▶ **Problem description**:
Return a copy of each line that holds the string "szülő".

▶ **Saved data entries**:
------------
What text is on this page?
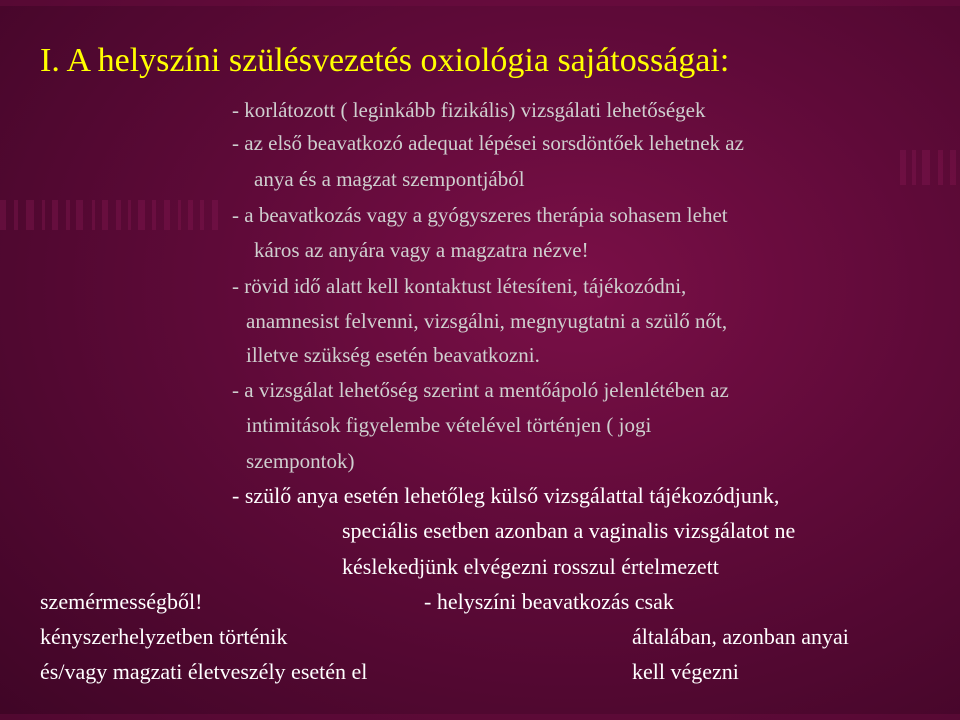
I. A helyszíni szülésvezetés oxiológia sajátosságai:
- korlátozott ( leginkább fizikális) vizsgálati lehetőségek
- az első beavatkozó adequat lépései sorsdöntőek lehetnek az
anya és a magzat szempontjából
- a beavatkozás vagy a gyógyszeres therápia sohasem lehet
káros az anyára vagy a magzatra nézve!
- rövid idő alatt kell kontaktust létesíteni, tájékozódni,
anamnesist felvenni, vizsgálni, megnyugtatni a szülő nőt,
illetve szükség esetén beavatkozni.
- a vizsgálat lehetőség szerint a mentőápoló jelenlétében az
intimitások figyelembe vételével történjen ( jogi
szempontok)
- szülő anya esetén lehetőleg külső vizsgálattal tájékozódjunk,
speciális esetben azonban a vaginalis vizsgálatot ne
késlekedjünk elvégezni rosszul értelmezett
szemérmességből!	- helyszíni beavatkozás csak
kényszerhelyzetben történik	általában, azonban anyai
és/vagy magzati életveszély esetén el	kell végezni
------------
▶ **Task output**:
anamnesist felvenni, vizsgálni, megnyugtatni a szülő nőt,
- szülő anya esetén lehetőleg külső vizsgálattal tájékozódjunk,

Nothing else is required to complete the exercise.